• _The task_: Each line from the one with "Read out every word on this page." through the final line of the entries below must be printed exactly, and the pictures must not be.

• _Input data_:

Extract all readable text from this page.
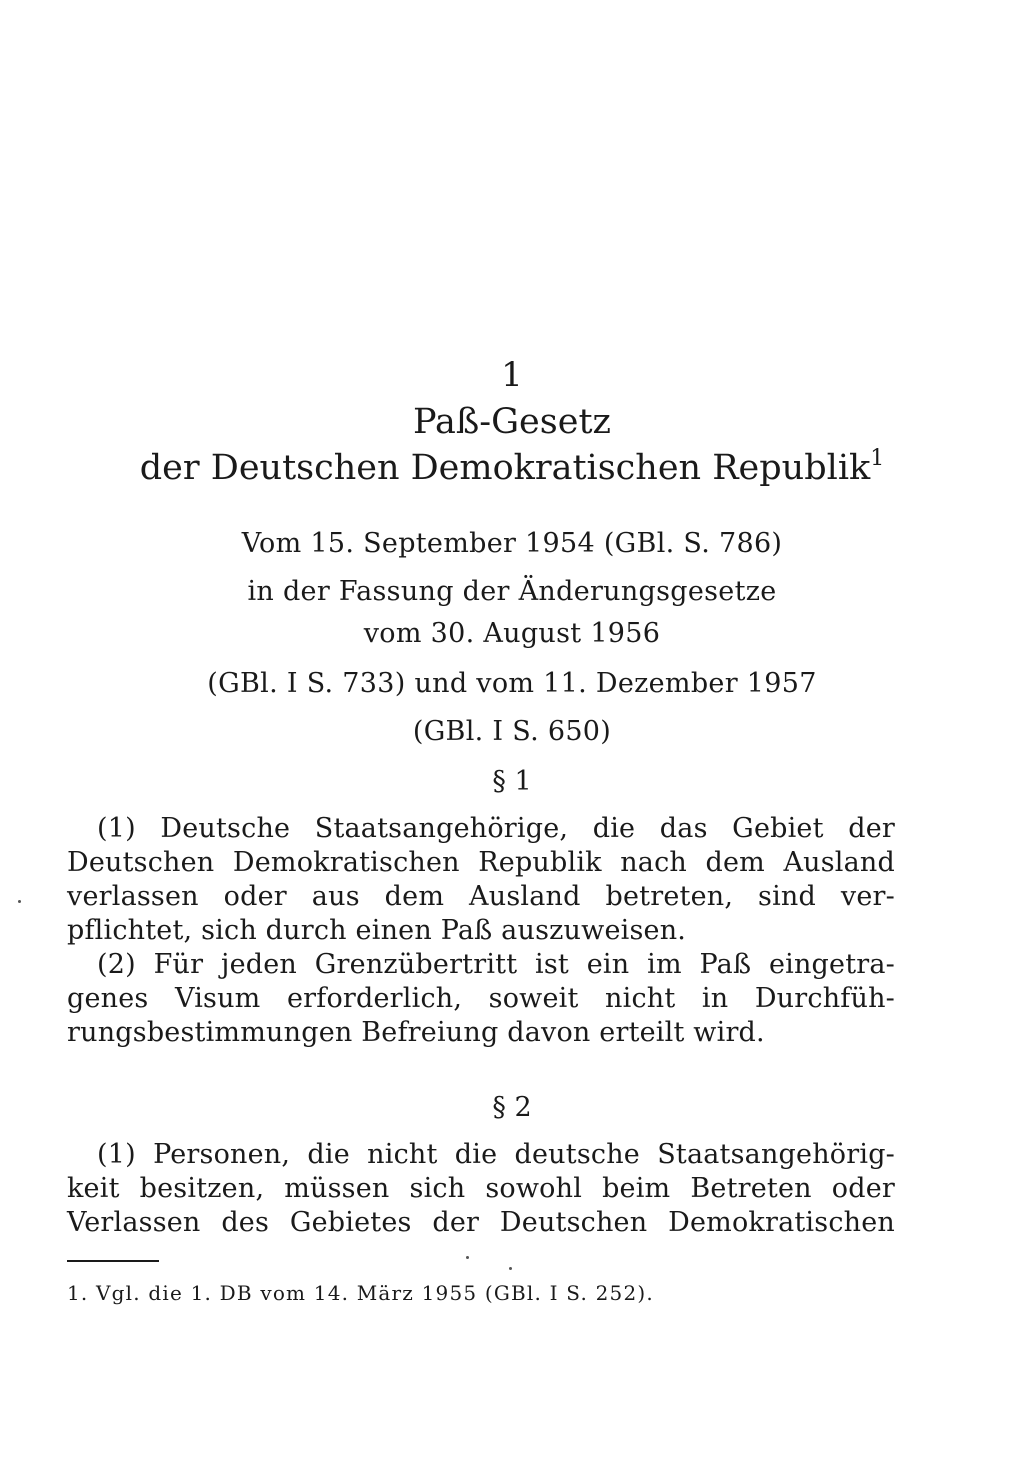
1
Paß-Gesetz
der Deutschen Demokratischen Republik$^1$
Vom 15. September 1954 (GBl. S. 786)
in der Fassung der Änderungsgesetze
vom 30. August 1956
(GBl. I S. 733) und vom 11. Dezember 1957
(GBl. I S. 650)
§ 1
(1) Deutsche Staatsangehörige, die das Gebiet der
Deutschen Demokratischen Republik nach dem Ausland
verlassen oder aus dem Ausland betreten, sind ver-
pflichtet, sich durch einen Paß auszuweisen.
(2) Für jeden Grenzübertritt ist ein im Paß eingetra-
genes Visum erforderlich, soweit nicht in Durchfüh-
rungsbestimmungen Befreiung davon erteilt wird.
§ 2
(1) Personen, die nicht die deutsche Staatsangehörig-
keit besitzen, müssen sich sowohl beim Betreten oder
Verlassen des Gebietes der Deutschen Demokratischen
1. Vgl. die 1. DB vom 14. März 1955 (GBl. I S. 252).
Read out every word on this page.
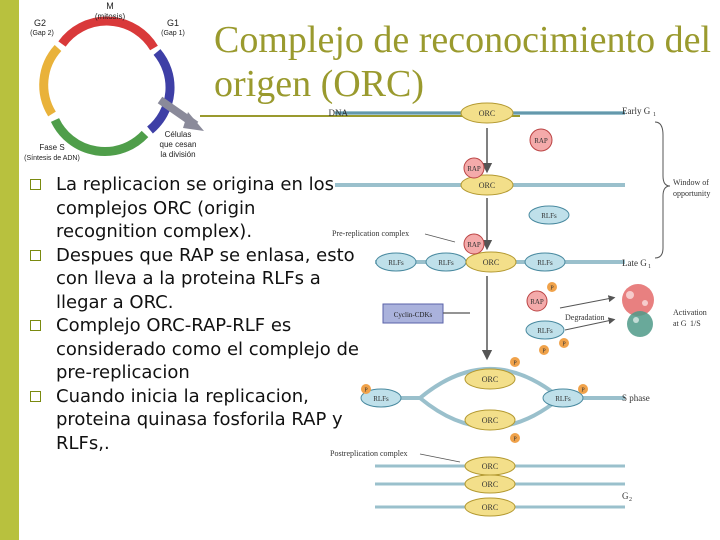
M
(mitosis)
G2
(Gap 2)
G1
(Gap 1)
Fase S
(Síntesis de ADN)
Células
que cesan
la división
Complejo de reconocimiento del origen (ORC)
La replicacion se origina en los complejos ORC (origin recognition complex).
Despues que RAP se enlasa, esto con lleva a la proteina RLFs a llegar a ORC.
Complejo ORC-RAP-RLF es considerado como el complejo de pre-replicacion
Cuando inicia la replicacion, proteina quinasa fosforila RAP y RLFs,.
DNA	ORC	Early G 1
RAP
ORC
RAP
RLFs
Pre-replication complex
RLFs	RLFs	ORC	RLFs
RAP
Late G 1
Window of
opportunity
Cyclin-CDKs
RAP
P
RLFs
P
P
Degradation
Activation
at G 1/S
RLFs	RLFs
ORC
ORC
P
P	P
P
S phase
Postreplication complex
ORC
ORC
ORC
G 2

• _Answer to the problem_:
Read out every word on this page.
M
(mitosis)
G2
(Gap 2)
G1
(Gap 1)
Fase S
(Síntesis de ADN)
Células
que cesan
la división
Complejo de reconocimiento del origen (ORC)
La replicacion se origina en los complejos ORC (origin recognition complex).
Despues que RAP se enlasa, esto con lleva a la proteina RLFs a llegar a ORC.
Complejo ORC-RAP-RLF es considerado como el complejo de pre-replicacion
Cuando inicia la replicacion, proteina quinasa fosforila RAP y RLFs,.
DNA	ORC	Early G 1
RAP
ORC
RAP
RLFs
Pre-replication complex
RLFs	RLFs	ORC	RLFs
RAP
Late G 1
Window of
opportunity
Cyclin-CDKs
RAP
P
RLFs
P
P
Degradation
Activation
at G 1/S
RLFs	RLFs
ORC
ORC
P
P	P
P
S phase
Postreplication complex
ORC
ORC
ORC
G 2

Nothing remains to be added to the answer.